RAW DATA:

※ ※ ※

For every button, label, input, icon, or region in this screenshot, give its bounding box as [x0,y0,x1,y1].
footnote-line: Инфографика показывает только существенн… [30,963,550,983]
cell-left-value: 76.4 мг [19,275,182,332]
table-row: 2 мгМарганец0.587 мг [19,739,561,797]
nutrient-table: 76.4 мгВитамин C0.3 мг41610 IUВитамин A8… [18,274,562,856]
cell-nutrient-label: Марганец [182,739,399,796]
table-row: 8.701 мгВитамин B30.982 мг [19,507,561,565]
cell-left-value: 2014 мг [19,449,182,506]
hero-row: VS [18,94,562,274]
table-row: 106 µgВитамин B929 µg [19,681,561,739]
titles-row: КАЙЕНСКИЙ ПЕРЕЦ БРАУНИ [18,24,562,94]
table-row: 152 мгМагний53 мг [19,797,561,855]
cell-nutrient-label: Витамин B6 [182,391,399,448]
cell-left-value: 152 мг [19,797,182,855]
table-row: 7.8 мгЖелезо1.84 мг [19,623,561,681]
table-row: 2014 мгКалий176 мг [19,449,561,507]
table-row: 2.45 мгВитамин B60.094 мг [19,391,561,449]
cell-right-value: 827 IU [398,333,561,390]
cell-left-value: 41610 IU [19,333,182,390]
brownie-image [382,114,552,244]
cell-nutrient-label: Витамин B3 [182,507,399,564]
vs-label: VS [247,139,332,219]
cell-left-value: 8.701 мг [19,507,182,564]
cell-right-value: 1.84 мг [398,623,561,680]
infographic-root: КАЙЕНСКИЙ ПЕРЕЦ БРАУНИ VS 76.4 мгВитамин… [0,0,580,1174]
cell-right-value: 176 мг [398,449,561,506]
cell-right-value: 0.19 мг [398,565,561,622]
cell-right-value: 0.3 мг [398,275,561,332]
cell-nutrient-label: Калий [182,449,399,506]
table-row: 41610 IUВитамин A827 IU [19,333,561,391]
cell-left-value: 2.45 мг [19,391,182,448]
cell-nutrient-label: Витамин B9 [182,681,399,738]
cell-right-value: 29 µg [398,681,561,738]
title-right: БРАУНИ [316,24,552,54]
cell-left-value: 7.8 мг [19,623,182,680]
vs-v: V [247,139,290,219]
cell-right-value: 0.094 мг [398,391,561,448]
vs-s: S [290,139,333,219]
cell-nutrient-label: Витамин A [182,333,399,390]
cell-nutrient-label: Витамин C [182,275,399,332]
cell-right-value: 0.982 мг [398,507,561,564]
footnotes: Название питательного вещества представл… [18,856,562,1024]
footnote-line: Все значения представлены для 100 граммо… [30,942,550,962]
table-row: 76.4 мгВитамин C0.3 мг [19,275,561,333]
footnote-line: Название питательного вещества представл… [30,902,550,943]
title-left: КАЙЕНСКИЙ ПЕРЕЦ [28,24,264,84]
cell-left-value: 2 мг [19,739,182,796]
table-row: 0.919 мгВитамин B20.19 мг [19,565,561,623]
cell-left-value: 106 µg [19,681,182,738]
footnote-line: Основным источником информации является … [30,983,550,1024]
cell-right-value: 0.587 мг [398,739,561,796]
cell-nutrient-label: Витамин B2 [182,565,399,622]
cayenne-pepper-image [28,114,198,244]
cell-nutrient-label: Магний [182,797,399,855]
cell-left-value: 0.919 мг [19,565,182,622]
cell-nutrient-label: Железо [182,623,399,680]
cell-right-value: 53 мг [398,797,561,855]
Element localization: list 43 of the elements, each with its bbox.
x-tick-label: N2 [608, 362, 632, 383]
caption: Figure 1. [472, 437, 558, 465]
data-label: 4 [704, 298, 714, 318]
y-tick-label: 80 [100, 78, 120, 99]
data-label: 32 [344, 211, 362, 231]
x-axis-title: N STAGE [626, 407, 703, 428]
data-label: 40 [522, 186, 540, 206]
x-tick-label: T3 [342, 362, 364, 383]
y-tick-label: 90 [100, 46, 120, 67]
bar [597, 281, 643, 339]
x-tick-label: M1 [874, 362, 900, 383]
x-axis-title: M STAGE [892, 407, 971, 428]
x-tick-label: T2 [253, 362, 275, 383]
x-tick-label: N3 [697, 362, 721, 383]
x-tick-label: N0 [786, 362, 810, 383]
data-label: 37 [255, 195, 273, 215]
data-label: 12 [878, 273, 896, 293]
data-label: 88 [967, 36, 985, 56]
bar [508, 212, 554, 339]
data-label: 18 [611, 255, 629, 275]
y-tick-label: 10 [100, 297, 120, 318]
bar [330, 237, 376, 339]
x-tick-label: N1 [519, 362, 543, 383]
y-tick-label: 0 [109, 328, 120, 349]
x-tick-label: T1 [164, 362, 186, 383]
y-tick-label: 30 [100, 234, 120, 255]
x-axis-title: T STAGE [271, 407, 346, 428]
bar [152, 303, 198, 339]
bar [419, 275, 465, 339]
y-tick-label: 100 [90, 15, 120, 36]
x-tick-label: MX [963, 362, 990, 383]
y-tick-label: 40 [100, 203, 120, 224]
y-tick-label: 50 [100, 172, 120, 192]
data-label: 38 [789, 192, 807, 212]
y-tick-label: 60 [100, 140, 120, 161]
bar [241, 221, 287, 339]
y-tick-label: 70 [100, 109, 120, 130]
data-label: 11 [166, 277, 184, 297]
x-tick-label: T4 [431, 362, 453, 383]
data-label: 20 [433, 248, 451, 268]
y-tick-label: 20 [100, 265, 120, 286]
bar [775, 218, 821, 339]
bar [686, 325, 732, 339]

※ ※ ※

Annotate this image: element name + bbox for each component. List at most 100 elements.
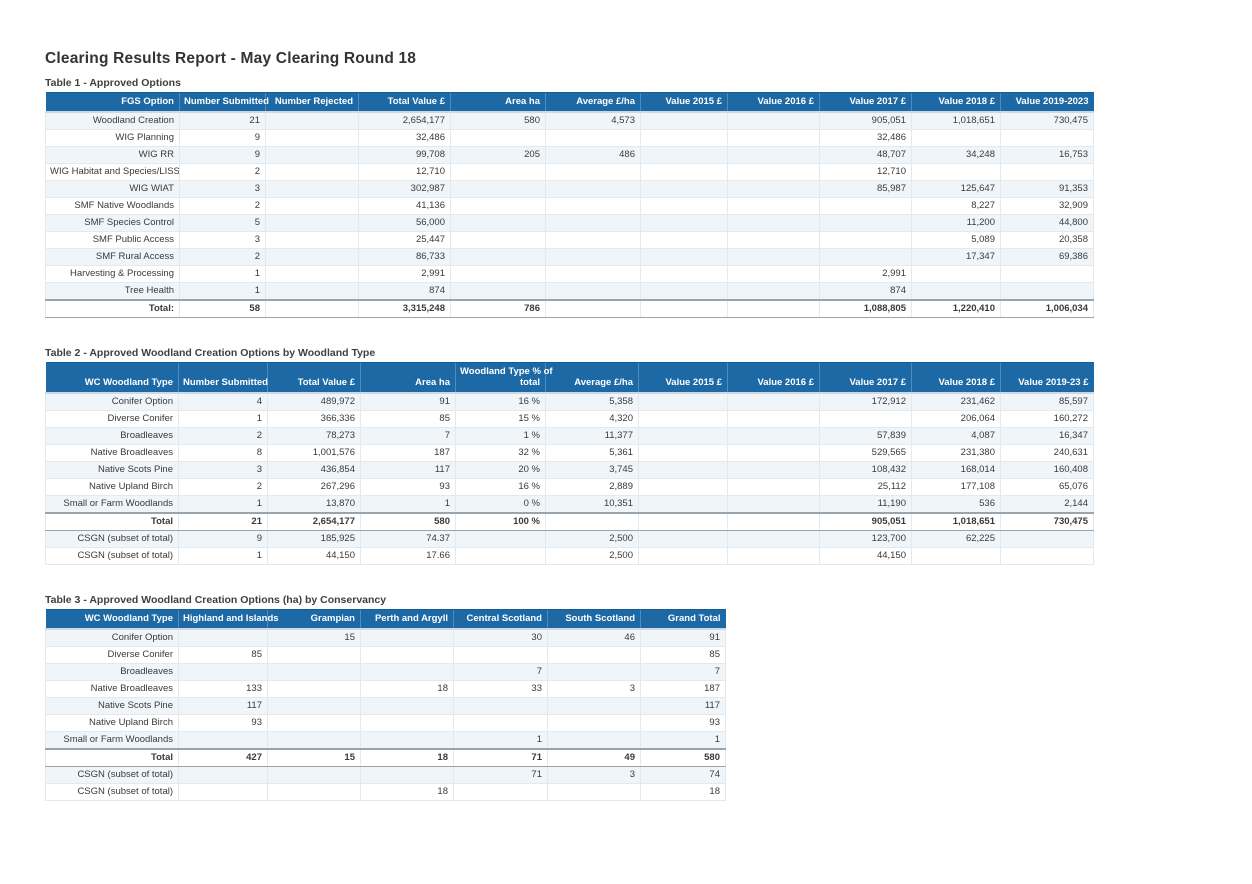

※ ※ ※

DIRECTIONS:
How many of the lines in the two blocks above contain the word "each"? Reply with the number alone.

ANSWER TO THIS EXERCISE:
2